DATASET ROWS |
————

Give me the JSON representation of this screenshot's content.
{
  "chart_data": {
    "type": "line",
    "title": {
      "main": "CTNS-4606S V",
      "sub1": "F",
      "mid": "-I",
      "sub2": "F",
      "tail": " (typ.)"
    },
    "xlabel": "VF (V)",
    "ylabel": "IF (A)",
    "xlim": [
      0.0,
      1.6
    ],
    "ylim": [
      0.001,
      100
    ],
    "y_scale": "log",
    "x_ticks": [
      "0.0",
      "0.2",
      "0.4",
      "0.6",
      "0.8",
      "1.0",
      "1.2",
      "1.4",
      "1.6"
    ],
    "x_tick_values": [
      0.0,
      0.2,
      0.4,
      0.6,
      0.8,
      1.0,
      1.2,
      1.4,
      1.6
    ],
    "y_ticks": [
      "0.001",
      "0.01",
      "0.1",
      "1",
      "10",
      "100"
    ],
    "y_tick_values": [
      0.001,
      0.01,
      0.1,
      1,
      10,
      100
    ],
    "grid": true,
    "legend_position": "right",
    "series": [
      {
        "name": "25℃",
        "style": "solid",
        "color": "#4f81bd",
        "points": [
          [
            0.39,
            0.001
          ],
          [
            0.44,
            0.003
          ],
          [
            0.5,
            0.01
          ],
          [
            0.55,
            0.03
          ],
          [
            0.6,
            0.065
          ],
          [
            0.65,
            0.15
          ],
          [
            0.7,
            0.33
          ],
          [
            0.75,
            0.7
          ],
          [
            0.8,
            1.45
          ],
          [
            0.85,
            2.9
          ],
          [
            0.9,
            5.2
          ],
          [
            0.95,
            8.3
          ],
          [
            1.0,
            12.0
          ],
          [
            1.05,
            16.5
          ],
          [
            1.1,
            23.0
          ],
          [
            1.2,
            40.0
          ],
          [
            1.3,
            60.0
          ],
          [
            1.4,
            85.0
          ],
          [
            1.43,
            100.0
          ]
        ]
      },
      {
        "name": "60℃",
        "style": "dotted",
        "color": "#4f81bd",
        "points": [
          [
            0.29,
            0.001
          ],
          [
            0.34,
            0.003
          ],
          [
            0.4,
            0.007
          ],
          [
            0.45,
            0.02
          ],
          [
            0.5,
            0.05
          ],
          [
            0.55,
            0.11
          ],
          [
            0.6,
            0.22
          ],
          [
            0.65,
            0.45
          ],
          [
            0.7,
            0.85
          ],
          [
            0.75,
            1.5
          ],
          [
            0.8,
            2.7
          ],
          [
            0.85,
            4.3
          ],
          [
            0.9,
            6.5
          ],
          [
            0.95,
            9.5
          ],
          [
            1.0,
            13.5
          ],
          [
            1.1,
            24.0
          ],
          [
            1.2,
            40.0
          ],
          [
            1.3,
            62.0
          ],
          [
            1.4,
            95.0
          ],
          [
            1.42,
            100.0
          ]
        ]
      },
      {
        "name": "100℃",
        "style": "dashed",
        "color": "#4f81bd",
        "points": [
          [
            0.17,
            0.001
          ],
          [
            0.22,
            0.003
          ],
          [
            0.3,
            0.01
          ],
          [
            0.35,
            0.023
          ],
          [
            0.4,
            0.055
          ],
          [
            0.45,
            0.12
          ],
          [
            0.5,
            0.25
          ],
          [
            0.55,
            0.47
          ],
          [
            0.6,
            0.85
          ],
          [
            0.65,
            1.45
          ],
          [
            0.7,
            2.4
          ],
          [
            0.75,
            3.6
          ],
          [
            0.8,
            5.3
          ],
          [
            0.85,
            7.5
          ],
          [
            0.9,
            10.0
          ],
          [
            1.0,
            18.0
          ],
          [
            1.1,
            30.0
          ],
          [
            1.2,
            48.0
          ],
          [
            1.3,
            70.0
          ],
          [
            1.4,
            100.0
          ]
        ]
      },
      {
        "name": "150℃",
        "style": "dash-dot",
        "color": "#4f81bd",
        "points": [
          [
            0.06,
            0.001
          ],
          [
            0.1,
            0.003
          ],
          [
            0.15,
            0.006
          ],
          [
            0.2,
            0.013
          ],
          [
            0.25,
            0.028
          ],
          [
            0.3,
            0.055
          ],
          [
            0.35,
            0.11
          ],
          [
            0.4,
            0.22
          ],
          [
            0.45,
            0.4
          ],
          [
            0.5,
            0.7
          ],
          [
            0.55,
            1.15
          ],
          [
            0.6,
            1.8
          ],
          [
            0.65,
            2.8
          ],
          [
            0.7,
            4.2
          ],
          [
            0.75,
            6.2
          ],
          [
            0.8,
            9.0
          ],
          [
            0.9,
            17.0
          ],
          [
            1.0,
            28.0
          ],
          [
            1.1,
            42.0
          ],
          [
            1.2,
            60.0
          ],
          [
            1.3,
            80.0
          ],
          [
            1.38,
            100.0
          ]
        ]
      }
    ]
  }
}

————

TASK DIRECTIONS | Copy the records above exactly as they appear.

SOLUTION TO THIS PROBLEM |
Give me the JSON representation of this screenshot's content.
{
  "chart_data": {
    "type": "line",
    "title": {
      "main": "CTNS-4606S V",
      "sub1": "F",
      "mid": "-I",
      "sub2": "F",
      "tail": " (typ.)"
    },
    "xlabel": "VF (V)",
    "ylabel": "IF (A)",
    "xlim": [
      0.0,
      1.6
    ],
    "ylim": [
      0.001,
      100
    ],
    "y_scale": "log",
    "x_ticks": [
      "0.0",
      "0.2",
      "0.4",
      "0.6",
      "0.8",
      "1.0",
      "1.2",
      "1.4",
      "1.6"
    ],
    "x_tick_values": [
      0.0,
      0.2,
      0.4,
      0.6,
      0.8,
      1.0,
      1.2,
      1.4,
      1.6
    ],
    "y_ticks": [
      "0.001",
      "0.01",
      "0.1",
      "1",
      "10",
      "100"
    ],
    "y_tick_values": [
      0.001,
      0.01,
      0.1,
      1,
      10,
      100
    ],
    "grid": true,
    "legend_position": "right",
    "series": [
      {
        "name": "25℃",
        "style": "solid",
        "color": "#4f81bd",
        "points": [
          [
            0.39,
            0.001
          ],
          [
            0.44,
            0.003
          ],
          [
            0.5,
            0.01
          ],
          [
            0.55,
            0.03
          ],
          [
            0.6,
            0.065
          ],
          [
            0.65,
            0.15
          ],
          [
            0.7,
            0.33
          ],
          [
            0.75,
            0.7
          ],
          [
            0.8,
            1.45
          ],
          [
            0.85,
            2.9
          ],
          [
            0.9,
            5.2
          ],
          [
            0.95,
            8.3
          ],
          [
            1.0,
            12.0
          ],
          [
            1.05,
            16.5
          ],
          [
            1.1,
            23.0
          ],
          [
            1.2,
            40.0
          ],
          [
            1.3,
            60.0
          ],
          [
            1.4,
            85.0
          ],
          [
            1.43,
            100.0
          ]
        ]
      },
      {
        "name": "60℃",
        "style": "dotted",
        "color": "#4f81bd",
        "points": [
          [
            0.29,
            0.001
          ],
          [
            0.34,
            0.003
          ],
          [
            0.4,
            0.007
          ],
          [
            0.45,
            0.02
          ],
          [
            0.5,
            0.05
          ],
          [
            0.55,
            0.11
          ],
          [
            0.6,
            0.22
          ],
          [
            0.65,
            0.45
          ],
          [
            0.7,
            0.85
          ],
          [
            0.75,
            1.5
          ],
          [
            0.8,
            2.7
          ],
          [
            0.85,
            4.3
          ],
          [
            0.9,
            6.5
          ],
          [
            0.95,
            9.5
          ],
          [
            1.0,
            13.5
          ],
          [
            1.1,
            24.0
          ],
          [
            1.2,
            40.0
          ],
          [
            1.3,
            62.0
          ],
          [
            1.4,
            95.0
          ],
          [
            1.42,
            100.0
          ]
        ]
      },
      {
        "name": "100℃",
        "style": "dashed",
        "color": "#4f81bd",
        "points": [
          [
            0.17,
            0.001
          ],
          [
            0.22,
            0.003
          ],
          [
            0.3,
            0.01
          ],
          [
            0.35,
            0.023
          ],
          [
            0.4,
            0.055
          ],
          [
            0.45,
            0.12
          ],
          [
            0.5,
            0.25
          ],
          [
            0.55,
            0.47
          ],
          [
            0.6,
            0.85
          ],
          [
            0.65,
            1.45
          ],
          [
            0.7,
            2.4
          ],
          [
            0.75,
            3.6
          ],
          [
            0.8,
            5.3
          ],
          [
            0.85,
            7.5
          ],
          [
            0.9,
            10.0
          ],
          [
            1.0,
            18.0
          ],
          [
            1.1,
            30.0
          ],
          [
            1.2,
            48.0
          ],
          [
            1.3,
            70.0
          ],
          [
            1.4,
            100.0
          ]
        ]
      },
      {
        "name": "150℃",
        "style": "dash-dot",
        "color": "#4f81bd",
        "points": [
          [
            0.06,
            0.001
          ],
          [
            0.1,
            0.003
          ],
          [
            0.15,
            0.006
          ],
          [
            0.2,
            0.013
          ],
          [
            0.25,
            0.028
          ],
          [
            0.3,
            0.055
          ],
          [
            0.35,
            0.11
          ],
          [
            0.4,
            0.22
          ],
          [
            0.45,
            0.4
          ],
          [
            0.5,
            0.7
          ],
          [
            0.55,
            1.15
          ],
          [
            0.6,
            1.8
          ],
          [
            0.65,
            2.8
          ],
          [
            0.7,
            4.2
          ],
          [
            0.75,
            6.2
          ],
          [
            0.8,
            9.0
          ],
          [
            0.9,
            17.0
          ],
          [
            1.0,
            28.0
          ],
          [
            1.1,
            42.0
          ],
          [
            1.2,
            60.0
          ],
          [
            1.3,
            80.0
          ],
          [
            1.38,
            100.0
          ]
        ]
      }
    ]
  }
}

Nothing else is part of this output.